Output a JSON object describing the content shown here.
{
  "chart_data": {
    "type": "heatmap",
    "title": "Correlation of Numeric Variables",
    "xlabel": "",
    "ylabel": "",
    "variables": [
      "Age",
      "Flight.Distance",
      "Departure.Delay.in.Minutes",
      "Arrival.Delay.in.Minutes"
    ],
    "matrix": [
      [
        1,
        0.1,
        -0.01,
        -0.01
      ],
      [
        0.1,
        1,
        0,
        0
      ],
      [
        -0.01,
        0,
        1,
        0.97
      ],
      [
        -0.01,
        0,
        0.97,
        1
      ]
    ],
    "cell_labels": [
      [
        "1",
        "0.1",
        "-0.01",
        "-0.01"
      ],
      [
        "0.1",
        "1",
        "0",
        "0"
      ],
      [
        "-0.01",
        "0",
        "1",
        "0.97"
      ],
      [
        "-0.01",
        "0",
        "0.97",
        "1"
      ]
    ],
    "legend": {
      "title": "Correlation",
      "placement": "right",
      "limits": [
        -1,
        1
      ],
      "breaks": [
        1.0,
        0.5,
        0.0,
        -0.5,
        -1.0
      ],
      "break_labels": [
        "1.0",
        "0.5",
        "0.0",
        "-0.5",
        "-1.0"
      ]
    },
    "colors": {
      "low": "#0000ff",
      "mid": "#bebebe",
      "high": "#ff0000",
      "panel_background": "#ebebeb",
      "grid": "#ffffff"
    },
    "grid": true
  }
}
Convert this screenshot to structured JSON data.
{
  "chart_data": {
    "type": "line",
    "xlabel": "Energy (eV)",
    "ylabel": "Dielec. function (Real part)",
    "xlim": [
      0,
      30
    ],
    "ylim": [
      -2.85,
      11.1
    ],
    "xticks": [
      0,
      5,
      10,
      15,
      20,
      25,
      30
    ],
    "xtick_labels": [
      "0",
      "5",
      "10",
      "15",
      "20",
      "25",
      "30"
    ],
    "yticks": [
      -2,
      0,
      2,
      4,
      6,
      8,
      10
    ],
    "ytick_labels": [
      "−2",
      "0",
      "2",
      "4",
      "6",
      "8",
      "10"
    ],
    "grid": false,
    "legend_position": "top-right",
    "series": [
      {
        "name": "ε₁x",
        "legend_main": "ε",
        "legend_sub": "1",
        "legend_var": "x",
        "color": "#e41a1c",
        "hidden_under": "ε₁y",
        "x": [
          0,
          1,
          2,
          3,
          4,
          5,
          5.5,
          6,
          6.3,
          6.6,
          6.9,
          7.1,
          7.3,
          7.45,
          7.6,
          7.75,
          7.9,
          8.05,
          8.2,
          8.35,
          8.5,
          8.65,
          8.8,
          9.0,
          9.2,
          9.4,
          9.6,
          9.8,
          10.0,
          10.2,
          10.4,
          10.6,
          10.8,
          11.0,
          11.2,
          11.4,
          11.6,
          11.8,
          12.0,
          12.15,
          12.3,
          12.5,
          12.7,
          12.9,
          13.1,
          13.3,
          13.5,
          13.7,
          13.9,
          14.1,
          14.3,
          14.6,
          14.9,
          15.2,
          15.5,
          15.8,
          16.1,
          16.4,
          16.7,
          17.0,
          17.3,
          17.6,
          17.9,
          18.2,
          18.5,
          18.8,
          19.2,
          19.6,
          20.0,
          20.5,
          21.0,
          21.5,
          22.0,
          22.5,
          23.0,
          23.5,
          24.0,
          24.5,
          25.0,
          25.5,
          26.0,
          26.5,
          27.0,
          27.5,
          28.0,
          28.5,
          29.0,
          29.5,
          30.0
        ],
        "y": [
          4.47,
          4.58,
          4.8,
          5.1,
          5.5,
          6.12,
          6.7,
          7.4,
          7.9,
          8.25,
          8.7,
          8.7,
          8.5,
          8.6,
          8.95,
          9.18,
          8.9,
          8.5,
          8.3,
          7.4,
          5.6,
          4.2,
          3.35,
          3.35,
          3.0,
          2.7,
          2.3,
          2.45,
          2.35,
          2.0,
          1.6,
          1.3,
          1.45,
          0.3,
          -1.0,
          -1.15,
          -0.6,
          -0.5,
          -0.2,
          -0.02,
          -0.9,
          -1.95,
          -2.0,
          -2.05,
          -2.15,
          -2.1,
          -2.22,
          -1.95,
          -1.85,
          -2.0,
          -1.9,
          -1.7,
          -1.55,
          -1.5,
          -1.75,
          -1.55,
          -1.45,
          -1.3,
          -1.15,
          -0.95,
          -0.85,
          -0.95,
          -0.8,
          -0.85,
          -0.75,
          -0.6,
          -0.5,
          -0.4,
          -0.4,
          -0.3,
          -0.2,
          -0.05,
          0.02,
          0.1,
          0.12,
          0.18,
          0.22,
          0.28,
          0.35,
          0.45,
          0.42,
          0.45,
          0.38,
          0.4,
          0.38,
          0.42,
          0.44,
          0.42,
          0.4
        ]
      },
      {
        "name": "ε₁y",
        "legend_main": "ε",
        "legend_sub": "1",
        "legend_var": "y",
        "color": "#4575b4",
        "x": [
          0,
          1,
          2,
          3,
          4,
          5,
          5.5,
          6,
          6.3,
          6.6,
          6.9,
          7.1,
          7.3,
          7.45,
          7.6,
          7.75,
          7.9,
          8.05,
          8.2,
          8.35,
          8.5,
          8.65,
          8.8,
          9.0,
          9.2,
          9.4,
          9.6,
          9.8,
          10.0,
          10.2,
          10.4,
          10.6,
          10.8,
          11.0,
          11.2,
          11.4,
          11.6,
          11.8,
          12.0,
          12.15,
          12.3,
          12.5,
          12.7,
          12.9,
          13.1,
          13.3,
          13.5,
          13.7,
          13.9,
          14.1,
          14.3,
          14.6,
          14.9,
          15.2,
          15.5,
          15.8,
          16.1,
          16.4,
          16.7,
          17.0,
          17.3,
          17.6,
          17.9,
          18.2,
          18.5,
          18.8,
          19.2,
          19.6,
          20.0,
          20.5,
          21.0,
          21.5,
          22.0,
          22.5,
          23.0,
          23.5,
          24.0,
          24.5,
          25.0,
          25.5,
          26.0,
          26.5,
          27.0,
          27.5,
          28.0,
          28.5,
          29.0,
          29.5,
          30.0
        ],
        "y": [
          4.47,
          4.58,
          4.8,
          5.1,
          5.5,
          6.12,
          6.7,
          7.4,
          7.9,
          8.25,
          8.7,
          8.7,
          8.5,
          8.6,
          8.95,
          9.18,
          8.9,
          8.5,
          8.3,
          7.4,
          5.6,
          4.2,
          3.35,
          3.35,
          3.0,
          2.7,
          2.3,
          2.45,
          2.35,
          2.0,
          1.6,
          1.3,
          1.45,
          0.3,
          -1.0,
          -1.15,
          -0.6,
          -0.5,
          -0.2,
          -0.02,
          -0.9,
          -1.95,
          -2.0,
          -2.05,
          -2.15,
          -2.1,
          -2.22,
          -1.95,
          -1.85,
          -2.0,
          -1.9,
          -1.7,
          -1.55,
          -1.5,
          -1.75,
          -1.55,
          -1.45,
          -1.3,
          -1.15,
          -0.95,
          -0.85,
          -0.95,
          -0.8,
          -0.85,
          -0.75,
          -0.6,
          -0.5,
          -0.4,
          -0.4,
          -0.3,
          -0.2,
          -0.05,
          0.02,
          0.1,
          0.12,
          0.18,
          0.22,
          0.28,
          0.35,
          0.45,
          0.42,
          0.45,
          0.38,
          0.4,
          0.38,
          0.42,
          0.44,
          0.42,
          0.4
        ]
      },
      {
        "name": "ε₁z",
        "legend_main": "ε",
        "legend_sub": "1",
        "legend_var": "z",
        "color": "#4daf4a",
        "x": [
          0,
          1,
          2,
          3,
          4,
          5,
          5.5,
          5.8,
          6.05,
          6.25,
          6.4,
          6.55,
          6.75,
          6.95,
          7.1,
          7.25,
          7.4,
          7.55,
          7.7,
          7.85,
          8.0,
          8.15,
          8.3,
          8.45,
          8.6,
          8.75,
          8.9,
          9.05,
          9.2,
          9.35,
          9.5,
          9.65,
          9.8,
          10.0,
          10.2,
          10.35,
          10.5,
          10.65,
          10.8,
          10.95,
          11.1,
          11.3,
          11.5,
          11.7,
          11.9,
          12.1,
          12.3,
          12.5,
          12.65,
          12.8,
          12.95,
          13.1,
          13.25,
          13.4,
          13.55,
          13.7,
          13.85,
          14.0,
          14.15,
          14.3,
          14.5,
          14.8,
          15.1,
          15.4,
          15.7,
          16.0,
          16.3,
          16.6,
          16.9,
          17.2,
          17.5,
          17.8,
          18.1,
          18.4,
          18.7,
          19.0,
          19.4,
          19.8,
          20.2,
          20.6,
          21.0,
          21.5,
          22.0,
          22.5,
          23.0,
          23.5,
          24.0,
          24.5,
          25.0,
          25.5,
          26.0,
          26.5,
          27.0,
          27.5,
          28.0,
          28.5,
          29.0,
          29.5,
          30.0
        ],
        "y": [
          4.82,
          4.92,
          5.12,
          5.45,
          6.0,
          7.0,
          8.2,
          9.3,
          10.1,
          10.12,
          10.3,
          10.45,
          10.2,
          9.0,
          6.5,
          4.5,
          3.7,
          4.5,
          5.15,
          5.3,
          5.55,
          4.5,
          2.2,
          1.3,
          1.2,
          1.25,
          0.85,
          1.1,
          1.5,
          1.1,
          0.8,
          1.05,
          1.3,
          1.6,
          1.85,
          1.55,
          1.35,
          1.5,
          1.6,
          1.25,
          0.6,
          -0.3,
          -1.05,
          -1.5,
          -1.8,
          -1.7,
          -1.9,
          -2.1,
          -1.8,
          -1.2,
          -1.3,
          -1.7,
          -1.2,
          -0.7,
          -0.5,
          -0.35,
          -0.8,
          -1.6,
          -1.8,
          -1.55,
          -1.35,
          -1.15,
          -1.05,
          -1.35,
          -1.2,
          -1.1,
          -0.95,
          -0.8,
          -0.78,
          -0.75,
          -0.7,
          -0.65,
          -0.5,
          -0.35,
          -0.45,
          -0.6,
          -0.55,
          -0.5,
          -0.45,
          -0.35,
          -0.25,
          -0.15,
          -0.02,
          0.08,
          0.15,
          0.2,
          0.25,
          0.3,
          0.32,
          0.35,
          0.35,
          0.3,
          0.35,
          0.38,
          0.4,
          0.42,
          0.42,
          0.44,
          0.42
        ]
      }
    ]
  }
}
::::::
Task to carry out: Select and copy every line from the records that includes the word "ylabel".

Response:
    "ylabel": "",
    "ylabel": "Dielec. function (Real part)",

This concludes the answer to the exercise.